• [QUÉ SE PIDE]:
**A)** Copia del texto sobre la muerte del Che Guevara el fragmento que empieza con las palabras que contienen "Sus adversarios no" y termina con "opusieron viril resistencia.".
**B)** Resume en dos oraciones el texto sobre la muerte del Che Guevara.

• [EXTRACTO DE PÁGINA]:
▬▬▬▬▬▬▬▬▬▬

Mas, el Che Guevara no murió en combate sino que fue fríamente asesinado.

Matar al Che Guevara cara a cara, como hacen los soldados que luchan por una u otra causa, en guerras donde el respeto al adversario cuenta, hubiera sido un galardón para sus enemigos que han de cargar eternamente con el estigma de haberlo asesinado muchas horas después de haberlo capturado herido, inerme y extenuado.

Sus adversarios no tuvieron la altura y la humanidad que se necesita para curar sus heridas, aliviar su dolor físico o mitigar su asma. Ninguno se le aproximó para demostrarle el respeto que sienten los hombres de armas por los adversarios que opusieron viril resistencia.

Al Che Guevara no lo mató un soldado, sino que lo ejecutó un verdugo.

▬▬▬▬▬▬▬▬▬▬

• [EXTRACTO DE DATOS]:
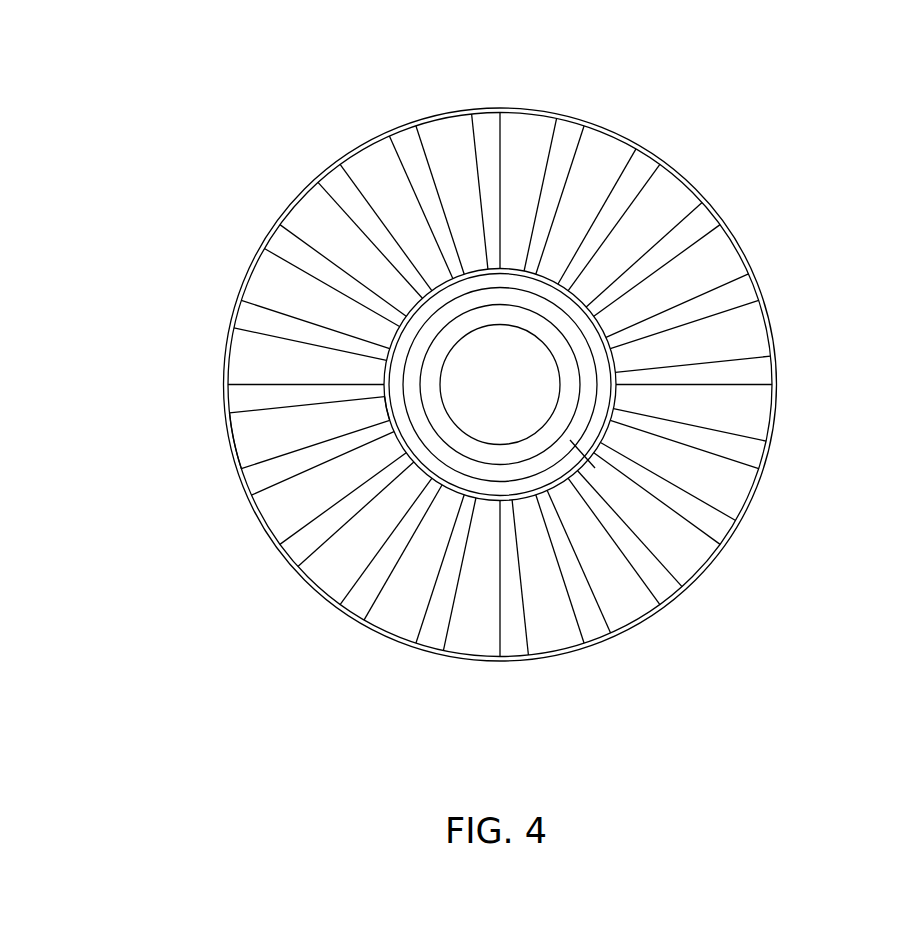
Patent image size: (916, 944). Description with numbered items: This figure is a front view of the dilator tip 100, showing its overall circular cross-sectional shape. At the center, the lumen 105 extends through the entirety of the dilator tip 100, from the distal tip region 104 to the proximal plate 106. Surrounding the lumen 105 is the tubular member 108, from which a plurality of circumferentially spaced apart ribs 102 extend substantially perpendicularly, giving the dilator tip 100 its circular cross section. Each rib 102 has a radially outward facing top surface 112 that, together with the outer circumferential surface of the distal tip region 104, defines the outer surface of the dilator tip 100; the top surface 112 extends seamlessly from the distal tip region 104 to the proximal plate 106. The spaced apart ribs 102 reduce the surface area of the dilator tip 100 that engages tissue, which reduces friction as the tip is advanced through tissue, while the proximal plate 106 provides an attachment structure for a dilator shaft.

▬▬▬▬▬▬▬▬▬▬

• [RESPUESTAS ESCRITAS]:
**A)**
Sus adversarios no tuvieron la altura y la humanidad que se necesita para curar sus heridas, aliviar su dolor físico o mitigar su asma. Ninguno se le aproximó para demostrarle el respeto que sienten los hombres de armas por los adversarios que opusieron viril resistencia.

**B)** El Che Guevara no murió en combate, sino que fue asesinado muchas horas después de haber sido capturado herido, inerme y extenuado. Sus adversarios no curaron sus heridas ni le mostraron respeto, y no lo mató un soldado, sino que lo ejecutó un verdugo.